_Problem statement_
Below are some records. Pull every line that contains the word "bezahlt".
──────
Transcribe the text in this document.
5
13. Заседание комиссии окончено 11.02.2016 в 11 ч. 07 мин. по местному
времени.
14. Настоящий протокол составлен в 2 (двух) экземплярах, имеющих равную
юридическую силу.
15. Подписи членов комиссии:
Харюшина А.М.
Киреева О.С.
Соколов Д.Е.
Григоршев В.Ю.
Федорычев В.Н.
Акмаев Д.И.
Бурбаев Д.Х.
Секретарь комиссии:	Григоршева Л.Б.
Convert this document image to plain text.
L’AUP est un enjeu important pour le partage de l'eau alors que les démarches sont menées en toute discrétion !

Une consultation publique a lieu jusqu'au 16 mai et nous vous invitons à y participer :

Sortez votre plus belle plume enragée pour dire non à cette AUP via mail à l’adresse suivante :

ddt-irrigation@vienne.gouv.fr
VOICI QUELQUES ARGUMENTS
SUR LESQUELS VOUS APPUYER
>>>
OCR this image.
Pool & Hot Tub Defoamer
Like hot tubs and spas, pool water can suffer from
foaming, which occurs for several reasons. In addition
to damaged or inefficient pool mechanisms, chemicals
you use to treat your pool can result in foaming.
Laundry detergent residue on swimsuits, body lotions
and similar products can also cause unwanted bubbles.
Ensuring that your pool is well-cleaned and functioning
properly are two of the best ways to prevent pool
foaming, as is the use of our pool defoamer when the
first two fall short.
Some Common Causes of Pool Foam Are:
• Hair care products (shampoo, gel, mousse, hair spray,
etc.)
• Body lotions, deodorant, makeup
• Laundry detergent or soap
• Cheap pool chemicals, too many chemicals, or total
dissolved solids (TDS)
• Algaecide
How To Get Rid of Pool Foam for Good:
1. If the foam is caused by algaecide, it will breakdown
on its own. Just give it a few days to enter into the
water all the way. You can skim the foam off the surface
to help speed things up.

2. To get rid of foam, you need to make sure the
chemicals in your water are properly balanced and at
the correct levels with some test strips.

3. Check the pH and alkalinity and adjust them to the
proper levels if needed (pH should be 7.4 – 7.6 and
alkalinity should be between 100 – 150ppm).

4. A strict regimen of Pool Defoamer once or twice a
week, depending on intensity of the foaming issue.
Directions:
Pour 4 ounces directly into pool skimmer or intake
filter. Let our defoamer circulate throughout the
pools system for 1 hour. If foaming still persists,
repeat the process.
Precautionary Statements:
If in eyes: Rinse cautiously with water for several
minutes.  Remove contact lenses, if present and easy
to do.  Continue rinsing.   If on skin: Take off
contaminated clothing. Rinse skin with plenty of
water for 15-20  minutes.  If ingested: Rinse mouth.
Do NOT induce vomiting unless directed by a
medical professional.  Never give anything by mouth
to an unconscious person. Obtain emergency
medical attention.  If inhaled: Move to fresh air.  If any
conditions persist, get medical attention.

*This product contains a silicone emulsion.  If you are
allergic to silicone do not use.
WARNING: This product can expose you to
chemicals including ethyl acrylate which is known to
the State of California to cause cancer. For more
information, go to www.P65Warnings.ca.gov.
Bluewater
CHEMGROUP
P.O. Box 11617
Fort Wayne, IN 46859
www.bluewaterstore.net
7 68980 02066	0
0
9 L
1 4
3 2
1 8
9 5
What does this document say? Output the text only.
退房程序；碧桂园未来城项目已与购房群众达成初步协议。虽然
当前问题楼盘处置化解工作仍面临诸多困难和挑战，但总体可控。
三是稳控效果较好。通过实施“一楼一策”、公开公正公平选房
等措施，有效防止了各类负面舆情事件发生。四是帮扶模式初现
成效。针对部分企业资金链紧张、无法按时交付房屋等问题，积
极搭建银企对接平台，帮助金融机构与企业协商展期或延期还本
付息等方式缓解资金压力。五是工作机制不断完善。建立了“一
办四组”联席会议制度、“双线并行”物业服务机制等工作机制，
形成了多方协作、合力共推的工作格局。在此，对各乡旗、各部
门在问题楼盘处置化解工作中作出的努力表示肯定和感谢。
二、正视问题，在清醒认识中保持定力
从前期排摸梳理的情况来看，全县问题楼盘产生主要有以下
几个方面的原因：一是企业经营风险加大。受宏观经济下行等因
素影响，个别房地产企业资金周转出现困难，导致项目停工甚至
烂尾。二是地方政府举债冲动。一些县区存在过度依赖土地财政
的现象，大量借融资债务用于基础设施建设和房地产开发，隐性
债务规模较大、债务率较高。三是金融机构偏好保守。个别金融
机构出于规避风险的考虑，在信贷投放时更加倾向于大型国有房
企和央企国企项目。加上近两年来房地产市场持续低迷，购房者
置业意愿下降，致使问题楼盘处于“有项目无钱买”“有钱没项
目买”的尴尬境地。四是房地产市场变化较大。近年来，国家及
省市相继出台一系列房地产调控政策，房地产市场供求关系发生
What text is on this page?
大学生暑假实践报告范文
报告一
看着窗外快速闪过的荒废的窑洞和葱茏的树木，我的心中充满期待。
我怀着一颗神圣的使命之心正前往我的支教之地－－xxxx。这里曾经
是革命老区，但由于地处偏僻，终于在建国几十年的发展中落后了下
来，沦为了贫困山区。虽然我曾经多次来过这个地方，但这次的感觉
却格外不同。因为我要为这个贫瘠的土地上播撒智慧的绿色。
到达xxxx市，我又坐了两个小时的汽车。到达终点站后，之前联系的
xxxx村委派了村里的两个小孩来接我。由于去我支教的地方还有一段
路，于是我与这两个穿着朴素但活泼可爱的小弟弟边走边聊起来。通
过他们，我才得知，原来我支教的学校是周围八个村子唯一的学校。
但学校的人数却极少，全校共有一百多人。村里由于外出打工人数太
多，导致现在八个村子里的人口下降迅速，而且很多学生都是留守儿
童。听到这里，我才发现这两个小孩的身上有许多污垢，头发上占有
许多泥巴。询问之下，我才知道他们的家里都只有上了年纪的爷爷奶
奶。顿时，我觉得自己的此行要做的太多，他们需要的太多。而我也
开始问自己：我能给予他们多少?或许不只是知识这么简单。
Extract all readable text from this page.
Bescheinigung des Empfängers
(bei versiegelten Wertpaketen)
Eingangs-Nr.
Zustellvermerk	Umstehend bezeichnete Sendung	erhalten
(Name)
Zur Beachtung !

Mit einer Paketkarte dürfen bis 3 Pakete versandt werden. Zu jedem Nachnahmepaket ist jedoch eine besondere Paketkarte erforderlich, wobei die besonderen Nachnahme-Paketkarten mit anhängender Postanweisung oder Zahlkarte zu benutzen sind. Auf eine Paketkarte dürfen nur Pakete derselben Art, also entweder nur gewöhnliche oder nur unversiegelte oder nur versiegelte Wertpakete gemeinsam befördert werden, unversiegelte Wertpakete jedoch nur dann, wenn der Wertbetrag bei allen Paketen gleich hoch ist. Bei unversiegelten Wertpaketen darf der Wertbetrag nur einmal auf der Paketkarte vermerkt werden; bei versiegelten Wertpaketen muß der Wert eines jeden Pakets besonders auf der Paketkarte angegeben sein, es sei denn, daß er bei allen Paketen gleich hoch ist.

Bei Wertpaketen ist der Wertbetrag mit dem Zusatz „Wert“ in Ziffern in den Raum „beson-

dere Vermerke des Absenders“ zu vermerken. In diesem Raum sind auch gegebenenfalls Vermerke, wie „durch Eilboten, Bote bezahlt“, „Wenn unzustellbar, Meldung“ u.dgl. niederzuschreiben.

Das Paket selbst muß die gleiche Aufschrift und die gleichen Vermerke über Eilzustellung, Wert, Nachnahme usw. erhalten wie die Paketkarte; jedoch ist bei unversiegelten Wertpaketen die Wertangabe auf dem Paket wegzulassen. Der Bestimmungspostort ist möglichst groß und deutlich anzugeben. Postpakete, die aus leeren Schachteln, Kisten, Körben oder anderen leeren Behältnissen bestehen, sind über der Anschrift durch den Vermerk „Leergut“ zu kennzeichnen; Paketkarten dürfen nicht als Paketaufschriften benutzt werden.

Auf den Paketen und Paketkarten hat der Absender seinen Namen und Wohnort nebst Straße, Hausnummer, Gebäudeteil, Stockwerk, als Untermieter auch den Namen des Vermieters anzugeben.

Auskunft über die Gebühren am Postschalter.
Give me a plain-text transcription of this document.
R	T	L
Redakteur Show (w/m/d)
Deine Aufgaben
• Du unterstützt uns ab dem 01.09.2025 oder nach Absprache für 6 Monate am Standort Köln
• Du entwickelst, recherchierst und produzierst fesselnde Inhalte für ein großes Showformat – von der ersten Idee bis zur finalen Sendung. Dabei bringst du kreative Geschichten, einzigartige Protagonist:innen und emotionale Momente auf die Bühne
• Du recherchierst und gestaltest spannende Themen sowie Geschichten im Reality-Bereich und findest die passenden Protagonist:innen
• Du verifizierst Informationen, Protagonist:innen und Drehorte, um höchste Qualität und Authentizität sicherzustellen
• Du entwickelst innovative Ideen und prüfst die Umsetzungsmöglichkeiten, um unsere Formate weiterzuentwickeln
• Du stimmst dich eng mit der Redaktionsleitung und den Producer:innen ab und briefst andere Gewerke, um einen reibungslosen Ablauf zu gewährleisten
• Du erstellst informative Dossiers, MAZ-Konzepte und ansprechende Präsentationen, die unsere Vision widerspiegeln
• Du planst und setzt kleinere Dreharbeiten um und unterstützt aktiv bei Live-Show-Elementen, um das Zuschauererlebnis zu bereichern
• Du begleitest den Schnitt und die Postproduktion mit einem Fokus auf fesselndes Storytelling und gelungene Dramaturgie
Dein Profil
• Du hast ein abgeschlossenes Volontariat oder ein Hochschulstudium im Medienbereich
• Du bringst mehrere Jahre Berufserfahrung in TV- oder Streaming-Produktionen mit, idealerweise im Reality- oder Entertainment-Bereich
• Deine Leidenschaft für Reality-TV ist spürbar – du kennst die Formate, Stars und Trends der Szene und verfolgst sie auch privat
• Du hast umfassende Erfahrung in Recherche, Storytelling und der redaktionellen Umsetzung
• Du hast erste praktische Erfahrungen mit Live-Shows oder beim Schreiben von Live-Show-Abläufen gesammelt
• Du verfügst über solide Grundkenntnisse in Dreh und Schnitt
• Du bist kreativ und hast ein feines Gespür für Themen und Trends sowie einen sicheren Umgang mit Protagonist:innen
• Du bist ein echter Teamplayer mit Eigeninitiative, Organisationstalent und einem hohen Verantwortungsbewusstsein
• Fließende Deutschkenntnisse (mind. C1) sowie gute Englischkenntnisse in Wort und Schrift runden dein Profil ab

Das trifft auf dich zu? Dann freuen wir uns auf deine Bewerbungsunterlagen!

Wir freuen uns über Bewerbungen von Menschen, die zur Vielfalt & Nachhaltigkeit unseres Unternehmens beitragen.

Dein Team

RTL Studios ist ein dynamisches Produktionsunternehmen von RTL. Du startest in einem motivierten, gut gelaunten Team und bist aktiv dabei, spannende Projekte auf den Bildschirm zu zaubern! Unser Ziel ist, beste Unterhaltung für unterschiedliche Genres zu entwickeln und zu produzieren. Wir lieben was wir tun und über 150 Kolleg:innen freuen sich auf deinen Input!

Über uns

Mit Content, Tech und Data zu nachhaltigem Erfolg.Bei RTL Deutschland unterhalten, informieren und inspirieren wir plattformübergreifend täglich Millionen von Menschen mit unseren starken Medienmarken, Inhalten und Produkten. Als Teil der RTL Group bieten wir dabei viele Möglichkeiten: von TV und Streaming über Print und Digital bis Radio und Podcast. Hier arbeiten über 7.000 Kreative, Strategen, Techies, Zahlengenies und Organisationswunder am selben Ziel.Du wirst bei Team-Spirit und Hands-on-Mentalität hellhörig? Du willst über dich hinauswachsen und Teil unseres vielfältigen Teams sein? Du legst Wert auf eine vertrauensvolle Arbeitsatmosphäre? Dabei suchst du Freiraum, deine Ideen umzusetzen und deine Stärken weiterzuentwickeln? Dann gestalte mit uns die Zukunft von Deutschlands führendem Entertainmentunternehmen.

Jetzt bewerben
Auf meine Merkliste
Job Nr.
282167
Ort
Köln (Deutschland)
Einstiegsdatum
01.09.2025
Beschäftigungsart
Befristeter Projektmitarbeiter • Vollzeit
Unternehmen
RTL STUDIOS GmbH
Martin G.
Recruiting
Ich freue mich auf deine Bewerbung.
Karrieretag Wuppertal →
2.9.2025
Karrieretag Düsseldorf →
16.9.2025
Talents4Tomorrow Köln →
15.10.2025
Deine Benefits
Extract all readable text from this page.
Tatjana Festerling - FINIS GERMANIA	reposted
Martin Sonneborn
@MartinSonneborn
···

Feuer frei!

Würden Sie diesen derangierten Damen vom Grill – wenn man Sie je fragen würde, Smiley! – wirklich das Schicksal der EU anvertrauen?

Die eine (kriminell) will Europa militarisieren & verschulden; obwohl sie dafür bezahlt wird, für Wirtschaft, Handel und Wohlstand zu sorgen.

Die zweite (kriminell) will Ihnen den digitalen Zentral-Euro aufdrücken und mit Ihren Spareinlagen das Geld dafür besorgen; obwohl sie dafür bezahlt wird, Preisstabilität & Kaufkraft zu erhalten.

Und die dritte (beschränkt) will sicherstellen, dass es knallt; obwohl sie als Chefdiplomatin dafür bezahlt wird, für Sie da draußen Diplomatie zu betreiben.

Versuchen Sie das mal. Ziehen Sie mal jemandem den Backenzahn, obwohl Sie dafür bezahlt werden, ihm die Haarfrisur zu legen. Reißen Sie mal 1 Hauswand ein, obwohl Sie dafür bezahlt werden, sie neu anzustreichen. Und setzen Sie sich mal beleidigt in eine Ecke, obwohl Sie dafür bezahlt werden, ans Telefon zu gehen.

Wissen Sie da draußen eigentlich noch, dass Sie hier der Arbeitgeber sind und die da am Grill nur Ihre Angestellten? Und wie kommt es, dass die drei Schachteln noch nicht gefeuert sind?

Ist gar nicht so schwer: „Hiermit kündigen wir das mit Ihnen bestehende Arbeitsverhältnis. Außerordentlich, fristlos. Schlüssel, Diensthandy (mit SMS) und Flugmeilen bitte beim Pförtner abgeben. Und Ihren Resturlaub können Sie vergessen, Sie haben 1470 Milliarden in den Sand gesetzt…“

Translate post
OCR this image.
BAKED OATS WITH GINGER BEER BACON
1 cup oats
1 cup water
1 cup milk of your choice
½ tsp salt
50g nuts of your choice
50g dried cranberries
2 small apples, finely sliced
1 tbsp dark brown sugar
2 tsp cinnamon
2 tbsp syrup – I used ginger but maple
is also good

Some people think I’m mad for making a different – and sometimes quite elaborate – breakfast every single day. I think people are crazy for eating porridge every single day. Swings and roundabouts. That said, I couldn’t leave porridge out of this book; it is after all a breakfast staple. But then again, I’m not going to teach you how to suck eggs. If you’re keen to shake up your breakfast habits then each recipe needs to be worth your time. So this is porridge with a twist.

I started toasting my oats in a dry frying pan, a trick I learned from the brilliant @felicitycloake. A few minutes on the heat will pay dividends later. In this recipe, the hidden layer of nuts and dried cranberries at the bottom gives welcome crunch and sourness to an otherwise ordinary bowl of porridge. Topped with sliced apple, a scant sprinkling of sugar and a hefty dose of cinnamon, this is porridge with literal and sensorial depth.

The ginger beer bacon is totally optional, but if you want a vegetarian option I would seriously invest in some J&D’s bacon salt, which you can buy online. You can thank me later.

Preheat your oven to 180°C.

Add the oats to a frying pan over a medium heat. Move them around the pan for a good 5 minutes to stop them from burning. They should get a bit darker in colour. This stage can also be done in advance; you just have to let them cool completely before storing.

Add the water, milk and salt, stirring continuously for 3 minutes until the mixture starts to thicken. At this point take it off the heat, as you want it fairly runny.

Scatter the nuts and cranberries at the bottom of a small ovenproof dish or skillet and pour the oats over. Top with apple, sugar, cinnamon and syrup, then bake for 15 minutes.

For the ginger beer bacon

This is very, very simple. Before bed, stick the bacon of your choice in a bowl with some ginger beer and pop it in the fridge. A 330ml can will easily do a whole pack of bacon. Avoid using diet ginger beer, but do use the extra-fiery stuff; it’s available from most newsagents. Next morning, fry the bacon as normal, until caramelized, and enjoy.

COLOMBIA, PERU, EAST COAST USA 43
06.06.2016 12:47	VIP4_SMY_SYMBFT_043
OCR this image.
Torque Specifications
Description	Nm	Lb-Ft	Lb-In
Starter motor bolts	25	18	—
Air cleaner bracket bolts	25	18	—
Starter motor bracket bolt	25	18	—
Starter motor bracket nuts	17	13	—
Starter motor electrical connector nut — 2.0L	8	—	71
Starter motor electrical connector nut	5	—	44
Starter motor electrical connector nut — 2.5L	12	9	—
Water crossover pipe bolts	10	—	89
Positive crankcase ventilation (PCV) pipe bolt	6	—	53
──────
_Finished task_
dere Vermerke des Absenders“ zu vermerken. In diesem Raum sind auch gegebenenfalls Vermerke, wie „durch Eilboten, Bote bezahlt“, „Wenn unzustellbar, Meldung“ u.dgl. niederzuschreiben.
Die eine (kriminell) will Europa militarisieren & verschulden; obwohl sie dafür bezahlt wird, für Wirtschaft, Handel und Wohlstand zu sorgen.
Die zweite (kriminell) will Ihnen den digitalen Zentral-Euro aufdrücken und mit Ihren Spareinlagen das Geld dafür besorgen; obwohl sie dafür bezahlt wird, Preisstabilität & Kaufkraft zu erhalten.
Und die dritte (beschränkt) will sicherstellen, dass es knallt; obwohl sie als Chefdiplomatin dafür bezahlt wird, für Sie da draußen Diplomatie zu betreiben.
Versuchen Sie das mal. Ziehen Sie mal jemandem den Backenzahn, obwohl Sie dafür bezahlt werden, ihm die Haarfrisur zu legen. Reißen Sie mal 1 Hauswand ein, obwohl Sie dafür bezahlt werden, sie neu anzustreichen. Und setzen Sie sich mal beleidigt in eine Ecke, obwohl Sie dafür bezahlt werden, ans Telefon zu gehen.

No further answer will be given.